Short problem
Please output the records below in full, exactly as given, but without the images.

(Dataset listings of figures)
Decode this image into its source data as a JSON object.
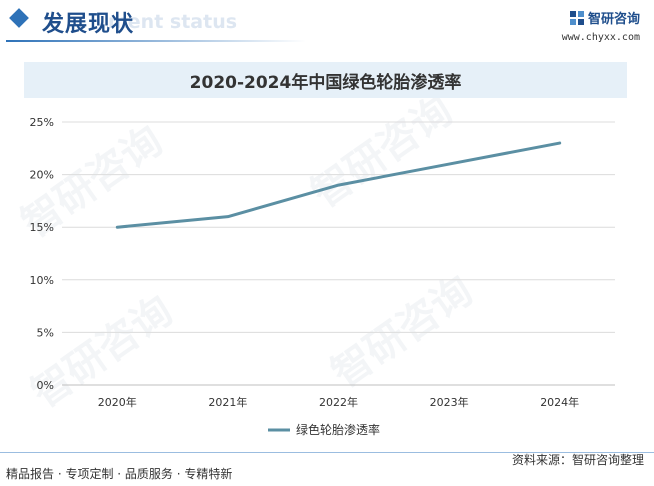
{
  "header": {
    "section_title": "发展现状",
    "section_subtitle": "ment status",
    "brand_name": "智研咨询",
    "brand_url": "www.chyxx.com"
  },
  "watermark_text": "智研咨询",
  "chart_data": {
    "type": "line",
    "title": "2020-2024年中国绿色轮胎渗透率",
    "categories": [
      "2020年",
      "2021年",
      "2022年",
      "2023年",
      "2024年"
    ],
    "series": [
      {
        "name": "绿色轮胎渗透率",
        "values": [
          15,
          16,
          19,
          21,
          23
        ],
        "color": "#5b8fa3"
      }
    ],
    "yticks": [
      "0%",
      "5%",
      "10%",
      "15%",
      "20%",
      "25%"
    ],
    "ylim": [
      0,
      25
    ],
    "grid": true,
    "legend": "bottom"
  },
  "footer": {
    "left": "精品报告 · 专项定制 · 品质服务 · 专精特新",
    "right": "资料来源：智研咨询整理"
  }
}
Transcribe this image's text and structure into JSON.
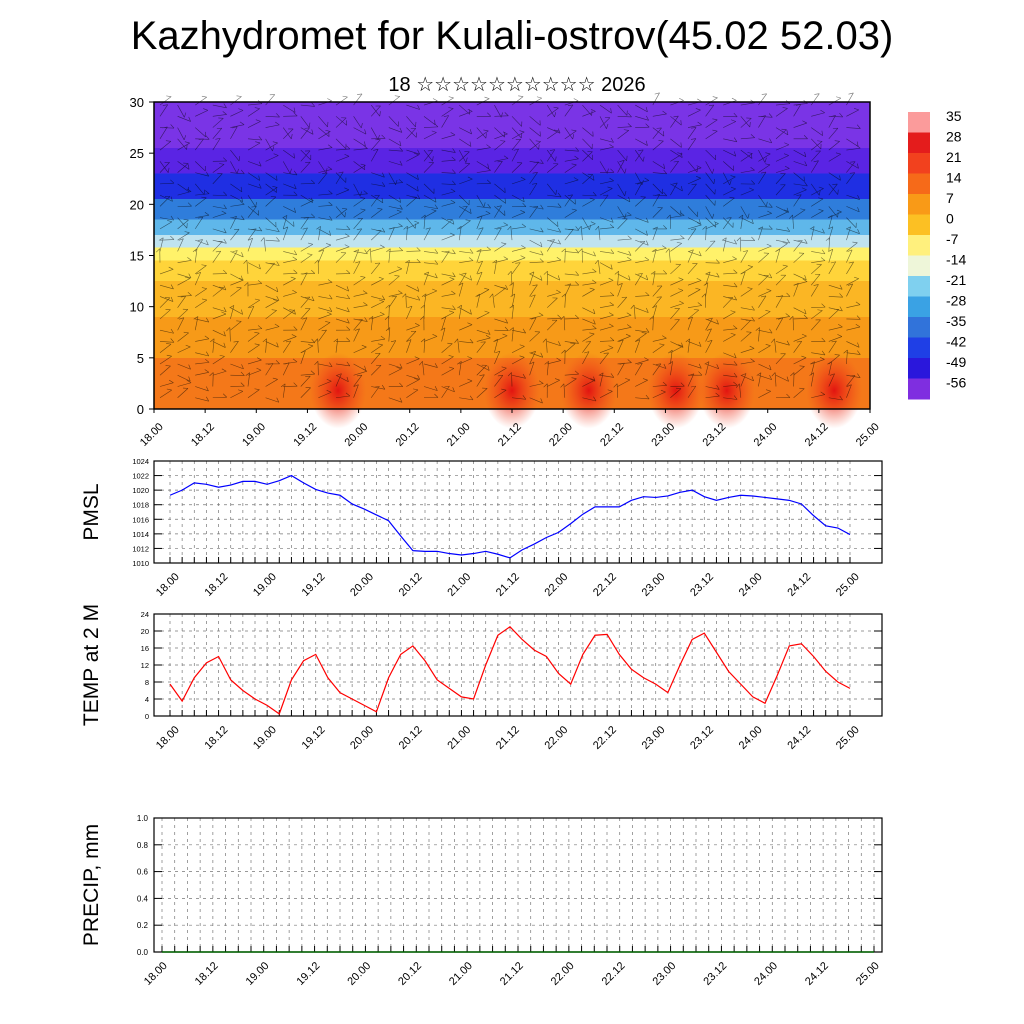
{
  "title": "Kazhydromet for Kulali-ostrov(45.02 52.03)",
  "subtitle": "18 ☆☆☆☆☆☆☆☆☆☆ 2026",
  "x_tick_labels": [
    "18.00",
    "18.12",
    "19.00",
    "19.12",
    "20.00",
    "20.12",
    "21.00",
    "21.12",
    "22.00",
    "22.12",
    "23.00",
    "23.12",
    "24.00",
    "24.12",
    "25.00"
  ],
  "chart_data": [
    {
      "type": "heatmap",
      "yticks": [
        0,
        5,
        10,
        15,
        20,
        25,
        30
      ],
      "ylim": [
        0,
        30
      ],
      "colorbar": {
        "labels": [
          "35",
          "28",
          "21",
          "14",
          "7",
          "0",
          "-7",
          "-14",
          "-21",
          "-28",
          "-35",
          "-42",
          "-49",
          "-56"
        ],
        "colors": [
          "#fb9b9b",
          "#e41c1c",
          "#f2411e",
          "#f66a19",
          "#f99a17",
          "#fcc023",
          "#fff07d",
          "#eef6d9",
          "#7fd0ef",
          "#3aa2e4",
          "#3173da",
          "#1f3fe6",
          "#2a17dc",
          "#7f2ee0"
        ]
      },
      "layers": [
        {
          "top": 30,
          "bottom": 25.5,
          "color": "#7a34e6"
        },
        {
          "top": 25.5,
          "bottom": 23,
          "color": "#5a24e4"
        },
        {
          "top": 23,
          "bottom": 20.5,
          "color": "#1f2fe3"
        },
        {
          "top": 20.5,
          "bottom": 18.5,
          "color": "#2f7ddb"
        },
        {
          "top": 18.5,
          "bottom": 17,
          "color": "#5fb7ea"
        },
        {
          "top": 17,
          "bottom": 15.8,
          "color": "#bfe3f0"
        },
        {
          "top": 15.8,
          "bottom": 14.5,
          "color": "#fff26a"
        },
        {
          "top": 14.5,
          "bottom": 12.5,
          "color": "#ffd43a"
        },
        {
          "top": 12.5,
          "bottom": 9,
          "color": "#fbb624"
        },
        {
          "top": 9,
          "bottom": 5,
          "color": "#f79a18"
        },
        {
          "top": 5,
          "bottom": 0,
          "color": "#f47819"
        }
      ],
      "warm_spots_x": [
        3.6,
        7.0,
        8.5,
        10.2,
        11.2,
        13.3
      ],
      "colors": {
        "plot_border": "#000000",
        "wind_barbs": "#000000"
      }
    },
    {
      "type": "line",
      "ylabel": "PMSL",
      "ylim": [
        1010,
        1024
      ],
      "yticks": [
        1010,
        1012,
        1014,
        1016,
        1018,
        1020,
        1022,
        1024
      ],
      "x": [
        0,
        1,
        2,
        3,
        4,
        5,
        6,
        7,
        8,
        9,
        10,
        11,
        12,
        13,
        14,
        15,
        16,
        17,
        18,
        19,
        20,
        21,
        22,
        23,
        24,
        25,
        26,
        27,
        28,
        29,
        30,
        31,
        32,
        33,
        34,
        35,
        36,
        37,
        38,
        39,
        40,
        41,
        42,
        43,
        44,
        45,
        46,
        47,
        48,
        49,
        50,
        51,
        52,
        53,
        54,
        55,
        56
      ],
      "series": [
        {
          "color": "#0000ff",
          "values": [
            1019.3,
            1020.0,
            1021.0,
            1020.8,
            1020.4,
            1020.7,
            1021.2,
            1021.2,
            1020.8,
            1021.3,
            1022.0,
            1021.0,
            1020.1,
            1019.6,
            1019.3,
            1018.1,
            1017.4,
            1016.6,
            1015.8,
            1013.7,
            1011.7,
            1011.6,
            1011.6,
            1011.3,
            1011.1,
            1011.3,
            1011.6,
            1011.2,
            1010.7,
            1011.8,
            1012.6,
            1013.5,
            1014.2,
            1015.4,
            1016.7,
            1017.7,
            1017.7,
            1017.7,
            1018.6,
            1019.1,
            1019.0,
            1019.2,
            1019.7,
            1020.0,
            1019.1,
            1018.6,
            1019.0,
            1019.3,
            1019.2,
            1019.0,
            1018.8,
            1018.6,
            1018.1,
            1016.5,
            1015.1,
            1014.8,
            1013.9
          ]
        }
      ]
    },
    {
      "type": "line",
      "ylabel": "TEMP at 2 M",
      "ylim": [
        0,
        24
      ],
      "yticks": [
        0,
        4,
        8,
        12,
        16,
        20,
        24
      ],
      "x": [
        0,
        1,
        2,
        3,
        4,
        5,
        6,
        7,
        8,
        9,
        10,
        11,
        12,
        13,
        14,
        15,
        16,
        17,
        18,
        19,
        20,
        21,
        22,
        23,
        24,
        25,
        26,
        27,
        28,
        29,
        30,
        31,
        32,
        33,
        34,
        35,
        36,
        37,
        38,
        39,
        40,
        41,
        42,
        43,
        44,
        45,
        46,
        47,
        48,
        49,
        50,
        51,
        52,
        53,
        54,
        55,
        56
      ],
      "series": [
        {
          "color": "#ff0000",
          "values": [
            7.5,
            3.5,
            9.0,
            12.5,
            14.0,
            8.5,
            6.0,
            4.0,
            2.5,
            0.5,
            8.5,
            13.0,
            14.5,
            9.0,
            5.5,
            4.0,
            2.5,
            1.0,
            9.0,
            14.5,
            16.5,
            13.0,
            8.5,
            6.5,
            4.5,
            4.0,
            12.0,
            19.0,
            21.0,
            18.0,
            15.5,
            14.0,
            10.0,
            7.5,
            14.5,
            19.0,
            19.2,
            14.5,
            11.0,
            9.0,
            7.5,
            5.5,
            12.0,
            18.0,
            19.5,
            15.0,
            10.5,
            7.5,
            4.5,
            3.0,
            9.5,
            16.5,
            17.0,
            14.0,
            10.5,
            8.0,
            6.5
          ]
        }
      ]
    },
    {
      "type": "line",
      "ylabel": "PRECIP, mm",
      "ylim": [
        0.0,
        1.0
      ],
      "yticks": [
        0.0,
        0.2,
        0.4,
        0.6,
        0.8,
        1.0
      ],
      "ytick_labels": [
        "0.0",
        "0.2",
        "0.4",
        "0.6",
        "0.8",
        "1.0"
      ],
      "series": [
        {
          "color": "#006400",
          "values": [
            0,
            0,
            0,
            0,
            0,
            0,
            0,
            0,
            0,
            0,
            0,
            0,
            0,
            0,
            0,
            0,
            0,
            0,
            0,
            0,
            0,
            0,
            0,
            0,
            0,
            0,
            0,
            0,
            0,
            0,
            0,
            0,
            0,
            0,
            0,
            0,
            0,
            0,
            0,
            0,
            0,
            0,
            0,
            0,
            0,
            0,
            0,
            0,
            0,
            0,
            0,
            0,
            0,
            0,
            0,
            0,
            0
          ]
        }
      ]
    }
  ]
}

Solution
Decode this image into its source data as a JSON object.
{
  "header": {
    "section_title": "发展现状",
    "section_subtitle": "ment status",
    "brand_name": "智研咨询",
    "brand_url": "www.chyxx.com"
  },
  "watermark_text": "智研咨询",
  "chart_data": {
    "type": "line",
    "title": "2020-2024年中国绿色轮胎渗透率",
    "categories": [
      "2020年",
      "2021年",
      "2022年",
      "2023年",
      "2024年"
    ],
    "series": [
      {
        "name": "绿色轮胎渗透率",
        "values": [
          15,
          16,
          19,
          21,
          23
        ],
        "color": "#5b8fa3"
      }
    ],
    "yticks": [
      "0%",
      "5%",
      "10%",
      "15%",
      "20%",
      "25%"
    ],
    "ylim": [
      0,
      25
    ],
    "grid": true,
    "legend": "bottom"
  },
  "footer": {
    "left": "精品报告 · 专项定制 · 品质服务 · 专精特新",
    "right": "资料来源：智研咨询整理"
  }
}
Transcribe this image's text and structure into JSON.
{
  "title": "Kazhydromet for Kulali-ostrov(45.02 52.03)",
  "subtitle": "18 ☆☆☆☆☆☆☆☆☆☆ 2026",
  "x_tick_labels": [
    "18.00",
    "18.12",
    "19.00",
    "19.12",
    "20.00",
    "20.12",
    "21.00",
    "21.12",
    "22.00",
    "22.12",
    "23.00",
    "23.12",
    "24.00",
    "24.12",
    "25.00"
  ],
  "chart_data": [
    {
      "type": "heatmap",
      "yticks": [
        0,
        5,
        10,
        15,
        20,
        25,
        30
      ],
      "ylim": [
        0,
        30
      ],
      "colorbar": {
        "labels": [
          "35",
          "28",
          "21",
          "14",
          "7",
          "0",
          "-7",
          "-14",
          "-21",
          "-28",
          "-35",
          "-42",
          "-49",
          "-56"
        ],
        "colors": [
          "#fb9b9b",
          "#e41c1c",
          "#f2411e",
          "#f66a19",
          "#f99a17",
          "#fcc023",
          "#fff07d",
          "#eef6d9",
          "#7fd0ef",
          "#3aa2e4",
          "#3173da",
          "#1f3fe6",
          "#2a17dc",
          "#7f2ee0"
        ]
      },
      "layers": [
        {
          "top": 30,
          "bottom": 25.5,
          "color": "#7a34e6"
        },
        {
          "top": 25.5,
          "bottom": 23,
          "color": "#5a24e4"
        },
        {
          "top": 23,
          "bottom": 20.5,
          "color": "#1f2fe3"
        },
        {
          "top": 20.5,
          "bottom": 18.5,
          "color": "#2f7ddb"
        },
        {
          "top": 18.5,
          "bottom": 17,
          "color": "#5fb7ea"
        },
        {
          "top": 17,
          "bottom": 15.8,
          "color": "#bfe3f0"
        },
        {
          "top": 15.8,
          "bottom": 14.5,
          "color": "#fff26a"
        },
        {
          "top": 14.5,
          "bottom": 12.5,
          "color": "#ffd43a"
        },
        {
          "top": 12.5,
          "bottom": 9,
          "color": "#fbb624"
        },
        {
          "top": 9,
          "bottom": 5,
          "color": "#f79a18"
        },
        {
          "top": 5,
          "bottom": 0,
          "color": "#f47819"
        }
      ],
      "warm_spots_x": [
        3.6,
        7.0,
        8.5,
        10.2,
        11.2,
        13.3
      ],
      "colors": {
        "plot_border": "#000000",
        "wind_barbs": "#000000"
      }
    },
    {
      "type": "line",
      "ylabel": "PMSL",
      "ylim": [
        1010,
        1024
      ],
      "yticks": [
        1010,
        1012,
        1014,
        1016,
        1018,
        1020,
        1022,
        1024
      ],
      "x": [
        0,
        1,
        2,
        3,
        4,
        5,
        6,
        7,
        8,
        9,
        10,
        11,
        12,
        13,
        14,
        15,
        16,
        17,
        18,
        19,
        20,
        21,
        22,
        23,
        24,
        25,
        26,
        27,
        28,
        29,
        30,
        31,
        32,
        33,
        34,
        35,
        36,
        37,
        38,
        39,
        40,
        41,
        42,
        43,
        44,
        45,
        46,
        47,
        48,
        49,
        50,
        51,
        52,
        53,
        54,
        55,
        56
      ],
      "series": [
        {
          "color": "#0000ff",
          "values": [
            1019.3,
            1020.0,
            1021.0,
            1020.8,
            1020.4,
            1020.7,
            1021.2,
            1021.2,
            1020.8,
            1021.3,
            1022.0,
            1021.0,
            1020.1,
            1019.6,
            1019.3,
            1018.1,
            1017.4,
            1016.6,
            1015.8,
            1013.7,
            1011.7,
            1011.6,
            1011.6,
            1011.3,
            1011.1,
            1011.3,
            1011.6,
            1011.2,
            1010.7,
            1011.8,
            1012.6,
            1013.5,
            1014.2,
            1015.4,
            1016.7,
            1017.7,
            1017.7,
            1017.7,
            1018.6,
            1019.1,
            1019.0,
            1019.2,
            1019.7,
            1020.0,
            1019.1,
            1018.6,
            1019.0,
            1019.3,
            1019.2,
            1019.0,
            1018.8,
            1018.6,
            1018.1,
            1016.5,
            1015.1,
            1014.8,
            1013.9
          ]
        }
      ]
    },
    {
      "type": "line",
      "ylabel": "TEMP at 2 M",
      "ylim": [
        0,
        24
      ],
      "yticks": [
        0,
        4,
        8,
        12,
        16,
        20,
        24
      ],
      "x": [
        0,
        1,
        2,
        3,
        4,
        5,
        6,
        7,
        8,
        9,
        10,
        11,
        12,
        13,
        14,
        15,
        16,
        17,
        18,
        19,
        20,
        21,
        22,
        23,
        24,
        25,
        26,
        27,
        28,
        29,
        30,
        31,
        32,
        33,
        34,
        35,
        36,
        37,
        38,
        39,
        40,
        41,
        42,
        43,
        44,
        45,
        46,
        47,
        48,
        49,
        50,
        51,
        52,
        53,
        54,
        55,
        56
      ],
      "series": [
        {
          "color": "#ff0000",
          "values": [
            7.5,
            3.5,
            9.0,
            12.5,
            14.0,
            8.5,
            6.0,
            4.0,
            2.5,
            0.5,
            8.5,
            13.0,
            14.5,
            9.0,
            5.5,
            4.0,
            2.5,
            1.0,
            9.0,
            14.5,
            16.5,
            13.0,
            8.5,
            6.5,
            4.5,
            4.0,
            12.0,
            19.0,
            21.0,
            18.0,
            15.5,
            14.0,
            10.0,
            7.5,
            14.5,
            19.0,
            19.2,
            14.5,
            11.0,
            9.0,
            7.5,
            5.5,
            12.0,
            18.0,
            19.5,
            15.0,
            10.5,
            7.5,
            4.5,
            3.0,
            9.5,
            16.5,
            17.0,
            14.0,
            10.5,
            8.0,
            6.5
          ]
        }
      ]
    },
    {
      "type": "line",
      "ylabel": "PRECIP, mm",
      "ylim": [
        0.0,
        1.0
      ],
      "yticks": [
        0.0,
        0.2,
        0.4,
        0.6,
        0.8,
        1.0
      ],
      "ytick_labels": [
        "0.0",
        "0.2",
        "0.4",
        "0.6",
        "0.8",
        "1.0"
      ],
      "series": [
        {
          "color": "#006400",
          "values": [
            0,
            0,
            0,
            0,
            0,
            0,
            0,
            0,
            0,
            0,
            0,
            0,
            0,
            0,
            0,
            0,
            0,
            0,
            0,
            0,
            0,
            0,
            0,
            0,
            0,
            0,
            0,
            0,
            0,
            0,
            0,
            0,
            0,
            0,
            0,
            0,
            0,
            0,
            0,
            0,
            0,
            0,
            0,
            0,
            0,
            0,
            0,
            0,
            0,
            0,
            0,
            0,
            0,
            0,
            0,
            0,
            0
          ]
        }
      ]
    }
  ]
}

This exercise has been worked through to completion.